▶ [Directions for this task] Copy exactly the lines from the "What data populates" line to the end, both included, and nothing else.
--- START OF Records for this task ---
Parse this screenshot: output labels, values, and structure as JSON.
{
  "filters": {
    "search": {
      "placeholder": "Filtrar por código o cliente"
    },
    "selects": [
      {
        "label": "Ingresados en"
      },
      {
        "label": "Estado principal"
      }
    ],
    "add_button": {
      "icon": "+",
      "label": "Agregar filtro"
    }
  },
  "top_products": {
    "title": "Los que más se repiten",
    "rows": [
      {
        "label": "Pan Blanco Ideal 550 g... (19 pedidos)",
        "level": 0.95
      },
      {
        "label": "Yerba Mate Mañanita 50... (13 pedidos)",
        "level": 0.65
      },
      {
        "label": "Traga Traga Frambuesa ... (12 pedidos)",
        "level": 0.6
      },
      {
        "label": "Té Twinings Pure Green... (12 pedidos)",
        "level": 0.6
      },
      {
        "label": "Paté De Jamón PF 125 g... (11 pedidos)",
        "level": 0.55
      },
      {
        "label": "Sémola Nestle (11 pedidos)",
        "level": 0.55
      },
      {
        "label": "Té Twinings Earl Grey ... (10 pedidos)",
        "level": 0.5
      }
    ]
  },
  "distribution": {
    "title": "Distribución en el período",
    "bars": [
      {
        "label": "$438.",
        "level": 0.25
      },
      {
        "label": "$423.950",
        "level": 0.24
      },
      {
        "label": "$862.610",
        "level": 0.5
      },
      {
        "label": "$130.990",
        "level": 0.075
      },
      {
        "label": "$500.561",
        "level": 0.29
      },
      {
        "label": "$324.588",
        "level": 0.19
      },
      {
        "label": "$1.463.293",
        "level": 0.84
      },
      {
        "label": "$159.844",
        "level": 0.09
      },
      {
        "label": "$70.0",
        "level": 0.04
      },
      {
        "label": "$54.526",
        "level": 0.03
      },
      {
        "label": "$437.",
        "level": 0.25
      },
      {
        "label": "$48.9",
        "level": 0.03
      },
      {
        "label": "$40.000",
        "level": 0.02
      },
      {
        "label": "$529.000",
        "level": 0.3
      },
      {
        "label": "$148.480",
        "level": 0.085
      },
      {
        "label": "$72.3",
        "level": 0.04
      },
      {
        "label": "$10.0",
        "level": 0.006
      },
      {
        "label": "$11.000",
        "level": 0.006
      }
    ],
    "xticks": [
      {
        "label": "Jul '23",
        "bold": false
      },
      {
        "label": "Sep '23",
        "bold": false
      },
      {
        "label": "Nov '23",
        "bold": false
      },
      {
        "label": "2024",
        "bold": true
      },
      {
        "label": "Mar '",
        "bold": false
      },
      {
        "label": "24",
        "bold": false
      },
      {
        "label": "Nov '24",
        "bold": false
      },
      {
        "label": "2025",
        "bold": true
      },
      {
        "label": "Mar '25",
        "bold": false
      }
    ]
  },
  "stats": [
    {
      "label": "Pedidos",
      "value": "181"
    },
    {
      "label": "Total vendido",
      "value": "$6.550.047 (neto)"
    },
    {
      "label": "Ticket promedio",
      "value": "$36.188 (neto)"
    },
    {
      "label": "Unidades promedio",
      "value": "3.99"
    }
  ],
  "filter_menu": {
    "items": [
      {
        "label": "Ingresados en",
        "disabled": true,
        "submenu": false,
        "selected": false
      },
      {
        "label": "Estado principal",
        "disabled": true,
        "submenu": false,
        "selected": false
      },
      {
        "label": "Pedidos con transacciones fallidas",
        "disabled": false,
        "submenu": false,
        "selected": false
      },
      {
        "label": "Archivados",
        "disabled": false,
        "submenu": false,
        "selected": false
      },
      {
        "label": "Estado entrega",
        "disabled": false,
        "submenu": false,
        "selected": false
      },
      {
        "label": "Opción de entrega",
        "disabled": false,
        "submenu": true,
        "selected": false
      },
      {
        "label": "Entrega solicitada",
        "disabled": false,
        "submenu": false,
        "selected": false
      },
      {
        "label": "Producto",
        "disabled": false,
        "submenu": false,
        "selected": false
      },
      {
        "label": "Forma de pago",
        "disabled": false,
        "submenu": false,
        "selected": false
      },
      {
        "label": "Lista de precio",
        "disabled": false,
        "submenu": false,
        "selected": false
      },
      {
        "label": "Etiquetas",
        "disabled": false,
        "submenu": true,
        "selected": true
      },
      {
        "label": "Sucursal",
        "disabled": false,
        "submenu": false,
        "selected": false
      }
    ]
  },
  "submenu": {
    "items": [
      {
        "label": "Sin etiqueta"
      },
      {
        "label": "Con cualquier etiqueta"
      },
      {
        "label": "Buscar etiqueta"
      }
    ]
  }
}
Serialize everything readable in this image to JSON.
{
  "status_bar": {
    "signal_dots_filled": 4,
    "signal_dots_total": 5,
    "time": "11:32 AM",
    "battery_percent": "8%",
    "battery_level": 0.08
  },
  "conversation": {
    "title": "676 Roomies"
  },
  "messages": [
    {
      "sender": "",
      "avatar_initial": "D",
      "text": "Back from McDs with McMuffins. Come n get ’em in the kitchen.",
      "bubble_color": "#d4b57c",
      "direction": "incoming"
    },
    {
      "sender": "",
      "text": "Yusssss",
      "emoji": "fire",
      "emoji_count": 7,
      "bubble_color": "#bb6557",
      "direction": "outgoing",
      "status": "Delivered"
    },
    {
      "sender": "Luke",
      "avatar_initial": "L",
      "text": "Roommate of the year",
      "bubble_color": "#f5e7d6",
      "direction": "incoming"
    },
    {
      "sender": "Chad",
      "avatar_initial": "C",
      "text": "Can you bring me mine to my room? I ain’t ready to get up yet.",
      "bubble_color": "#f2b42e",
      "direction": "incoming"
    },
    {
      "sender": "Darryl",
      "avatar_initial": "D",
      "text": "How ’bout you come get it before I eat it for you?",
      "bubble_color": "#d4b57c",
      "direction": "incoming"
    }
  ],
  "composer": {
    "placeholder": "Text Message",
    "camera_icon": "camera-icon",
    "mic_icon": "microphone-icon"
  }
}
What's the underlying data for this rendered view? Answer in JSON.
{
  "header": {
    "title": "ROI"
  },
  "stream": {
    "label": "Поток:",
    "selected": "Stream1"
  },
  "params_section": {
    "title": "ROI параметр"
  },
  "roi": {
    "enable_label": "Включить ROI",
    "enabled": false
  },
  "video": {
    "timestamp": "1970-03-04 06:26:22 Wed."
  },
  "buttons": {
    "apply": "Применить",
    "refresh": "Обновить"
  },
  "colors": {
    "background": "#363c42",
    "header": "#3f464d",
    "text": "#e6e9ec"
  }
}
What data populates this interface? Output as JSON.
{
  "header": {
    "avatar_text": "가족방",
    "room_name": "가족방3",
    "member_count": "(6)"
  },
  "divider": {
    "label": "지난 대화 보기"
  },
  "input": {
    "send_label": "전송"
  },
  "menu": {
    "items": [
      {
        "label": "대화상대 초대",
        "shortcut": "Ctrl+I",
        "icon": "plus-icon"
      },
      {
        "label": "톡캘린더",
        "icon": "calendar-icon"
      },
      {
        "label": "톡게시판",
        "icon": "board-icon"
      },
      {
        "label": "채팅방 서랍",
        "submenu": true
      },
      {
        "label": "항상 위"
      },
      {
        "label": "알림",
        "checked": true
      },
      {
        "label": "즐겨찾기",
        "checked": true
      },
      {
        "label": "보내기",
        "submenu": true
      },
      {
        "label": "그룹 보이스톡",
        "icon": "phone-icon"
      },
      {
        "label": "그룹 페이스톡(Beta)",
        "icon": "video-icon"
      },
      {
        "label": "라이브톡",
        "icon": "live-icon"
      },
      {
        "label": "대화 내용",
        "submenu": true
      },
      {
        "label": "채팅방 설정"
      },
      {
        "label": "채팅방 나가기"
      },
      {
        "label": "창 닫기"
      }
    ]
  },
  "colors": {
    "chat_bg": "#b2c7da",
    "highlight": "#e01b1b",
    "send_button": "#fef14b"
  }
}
--- END OF Records for this task ---
▶ [Expected output]
What data populates this interface? Output as JSON.
{
  "header": {
    "avatar_text": "가족방",
    "room_name": "가족방3",
    "member_count": "(6)"
  },
  "divider": {
    "label": "지난 대화 보기"
  },
  "input": {
    "send_label": "전송"
  },
  "menu": {
    "items": [
      {
        "label": "대화상대 초대",
        "shortcut": "Ctrl+I",
        "icon": "plus-icon"
      },
      {
        "label": "톡캘린더",
        "icon": "calendar-icon"
      },
      {
        "label": "톡게시판",
        "icon": "board-icon"
      },
      {
        "label": "채팅방 서랍",
        "submenu": true
      },
      {
        "label": "항상 위"
      },
      {
        "label": "알림",
        "checked": true
      },
      {
        "label": "즐겨찾기",
        "checked": true
      },
      {
        "label": "보내기",
        "submenu": true
      },
      {
        "label": "그룹 보이스톡",
        "icon": "phone-icon"
      },
      {
        "label": "그룹 페이스톡(Beta)",
        "icon": "video-icon"
      },
      {
        "label": "라이브톡",
        "icon": "live-icon"
      },
      {
        "label": "대화 내용",
        "submenu": true
      },
      {
        "label": "채팅방 설정"
      },
      {
        "label": "채팅방 나가기"
      },
      {
        "label": "창 닫기"
      }
    ]
  },
  "colors": {
    "chat_bg": "#b2c7da",
    "highlight": "#e01b1b",
    "send_button": "#fef14b"
  }
}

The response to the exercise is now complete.